Exercise prompt: Collect all lines from the records below that include the word "name".

Data rows:

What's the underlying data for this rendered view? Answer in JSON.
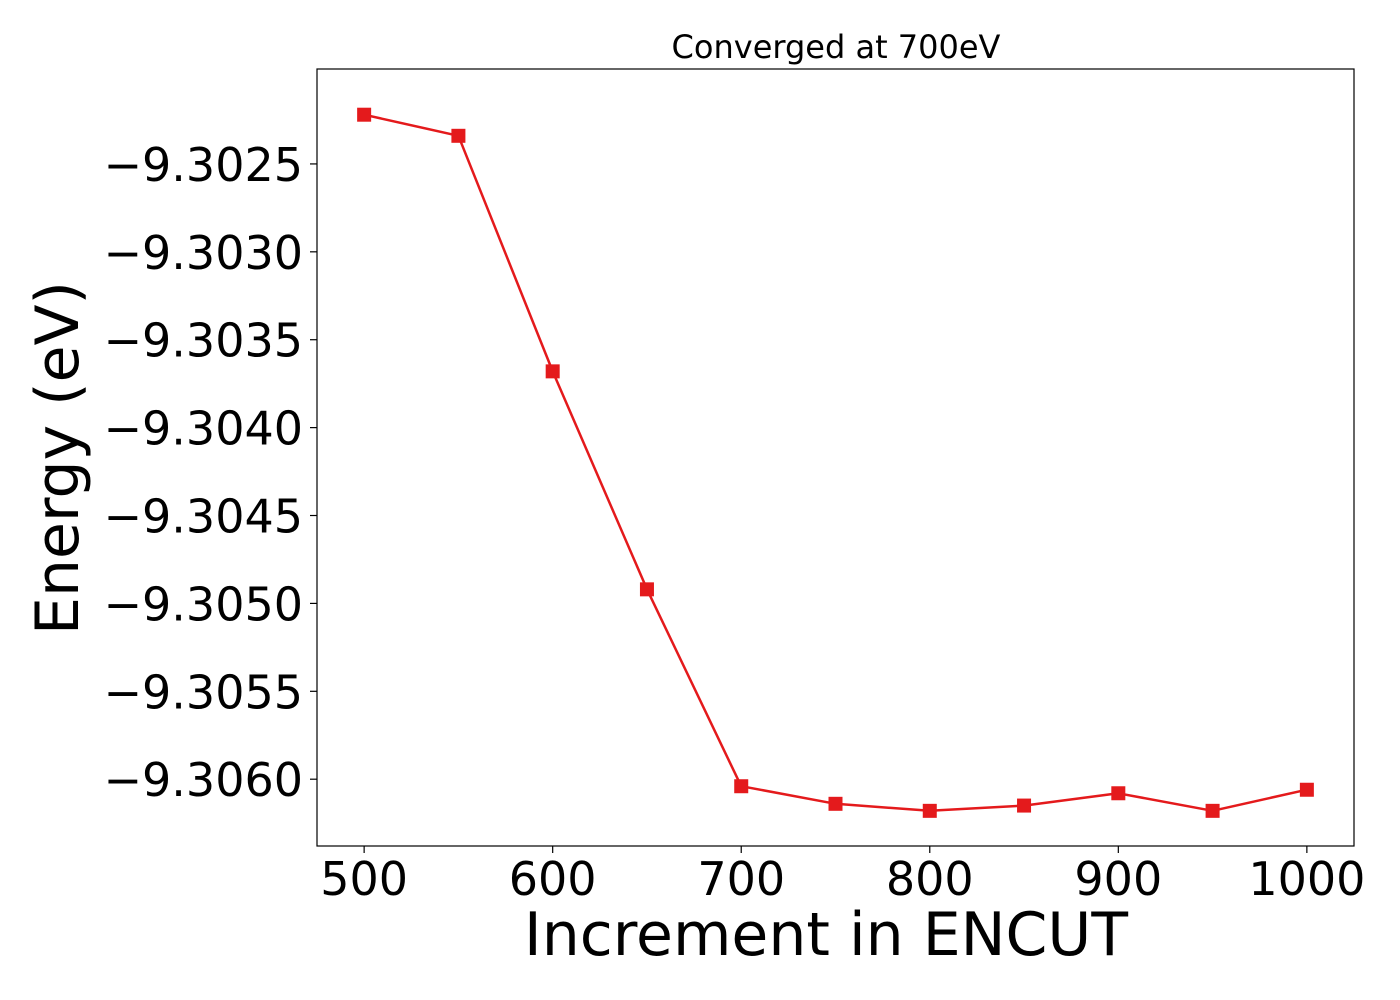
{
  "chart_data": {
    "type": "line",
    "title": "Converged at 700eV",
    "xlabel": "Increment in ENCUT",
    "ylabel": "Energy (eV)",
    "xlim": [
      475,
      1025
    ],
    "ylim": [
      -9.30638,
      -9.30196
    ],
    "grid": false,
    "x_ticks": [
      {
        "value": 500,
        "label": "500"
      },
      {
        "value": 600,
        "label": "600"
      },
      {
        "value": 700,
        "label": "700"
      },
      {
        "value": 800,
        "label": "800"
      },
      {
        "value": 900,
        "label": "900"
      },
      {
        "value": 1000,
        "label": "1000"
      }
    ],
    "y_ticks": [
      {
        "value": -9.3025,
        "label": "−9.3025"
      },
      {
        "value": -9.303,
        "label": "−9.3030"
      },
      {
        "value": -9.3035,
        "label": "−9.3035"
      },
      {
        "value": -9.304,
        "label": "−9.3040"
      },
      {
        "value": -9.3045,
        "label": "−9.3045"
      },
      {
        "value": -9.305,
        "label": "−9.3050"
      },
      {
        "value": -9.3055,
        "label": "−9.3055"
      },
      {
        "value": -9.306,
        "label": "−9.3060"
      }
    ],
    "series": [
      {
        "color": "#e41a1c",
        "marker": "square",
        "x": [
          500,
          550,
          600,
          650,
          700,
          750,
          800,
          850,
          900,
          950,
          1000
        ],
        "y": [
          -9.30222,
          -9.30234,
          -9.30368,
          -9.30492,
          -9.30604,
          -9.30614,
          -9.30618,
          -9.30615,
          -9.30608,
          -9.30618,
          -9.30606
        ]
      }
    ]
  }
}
* * *
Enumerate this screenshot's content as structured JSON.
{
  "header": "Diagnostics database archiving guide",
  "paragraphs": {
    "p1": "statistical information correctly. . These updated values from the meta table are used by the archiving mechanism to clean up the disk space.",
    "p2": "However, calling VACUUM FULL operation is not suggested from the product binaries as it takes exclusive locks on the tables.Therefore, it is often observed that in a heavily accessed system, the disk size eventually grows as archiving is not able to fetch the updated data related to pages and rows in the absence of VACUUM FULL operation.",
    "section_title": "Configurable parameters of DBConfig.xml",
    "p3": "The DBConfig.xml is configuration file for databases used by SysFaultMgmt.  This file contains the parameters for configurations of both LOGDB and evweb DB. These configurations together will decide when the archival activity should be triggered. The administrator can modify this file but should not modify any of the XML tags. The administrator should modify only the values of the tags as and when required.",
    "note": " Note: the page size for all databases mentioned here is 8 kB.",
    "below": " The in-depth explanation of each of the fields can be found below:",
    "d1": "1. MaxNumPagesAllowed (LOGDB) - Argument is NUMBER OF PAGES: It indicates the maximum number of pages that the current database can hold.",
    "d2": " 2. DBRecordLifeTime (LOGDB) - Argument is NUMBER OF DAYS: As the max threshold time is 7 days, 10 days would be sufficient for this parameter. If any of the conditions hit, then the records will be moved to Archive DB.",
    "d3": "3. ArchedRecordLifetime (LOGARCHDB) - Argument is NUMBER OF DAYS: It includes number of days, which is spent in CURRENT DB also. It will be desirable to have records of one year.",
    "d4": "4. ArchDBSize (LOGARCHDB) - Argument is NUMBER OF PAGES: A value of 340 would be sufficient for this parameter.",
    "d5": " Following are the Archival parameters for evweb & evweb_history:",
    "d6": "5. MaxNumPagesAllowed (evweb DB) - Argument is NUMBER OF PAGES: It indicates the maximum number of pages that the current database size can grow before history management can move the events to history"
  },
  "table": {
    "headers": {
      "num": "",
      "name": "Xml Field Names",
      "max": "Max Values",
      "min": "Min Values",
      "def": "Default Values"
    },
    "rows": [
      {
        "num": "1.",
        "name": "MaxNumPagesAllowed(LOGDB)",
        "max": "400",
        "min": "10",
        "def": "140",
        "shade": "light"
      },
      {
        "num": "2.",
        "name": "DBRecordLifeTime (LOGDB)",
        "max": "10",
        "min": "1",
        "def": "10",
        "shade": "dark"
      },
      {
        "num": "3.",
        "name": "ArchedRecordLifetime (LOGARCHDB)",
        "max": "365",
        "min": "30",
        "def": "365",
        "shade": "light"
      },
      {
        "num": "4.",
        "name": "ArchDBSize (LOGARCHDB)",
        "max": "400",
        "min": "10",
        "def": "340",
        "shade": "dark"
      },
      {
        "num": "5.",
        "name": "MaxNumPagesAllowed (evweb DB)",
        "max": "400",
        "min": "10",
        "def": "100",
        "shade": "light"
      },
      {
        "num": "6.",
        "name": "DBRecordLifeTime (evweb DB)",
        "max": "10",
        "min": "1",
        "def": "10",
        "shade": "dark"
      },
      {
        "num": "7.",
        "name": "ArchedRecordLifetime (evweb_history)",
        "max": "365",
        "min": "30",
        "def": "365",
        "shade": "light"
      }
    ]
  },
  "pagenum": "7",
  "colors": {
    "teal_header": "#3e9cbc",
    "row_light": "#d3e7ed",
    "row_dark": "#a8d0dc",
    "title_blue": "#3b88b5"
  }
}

Exercise answer:
      "name": "Xml Field Names",
        "name": "MaxNumPagesAllowed(LOGDB)",
        "name": "DBRecordLifeTime (LOGDB)",
        "name": "ArchedRecordLifetime (LOGARCHDB)",
        "name": "ArchDBSize (LOGARCHDB)",
        "name": "MaxNumPagesAllowed (evweb DB)",
        "name": "DBRecordLifeTime (evweb DB)",
        "name": "ArchedRecordLifetime (evweb_history)",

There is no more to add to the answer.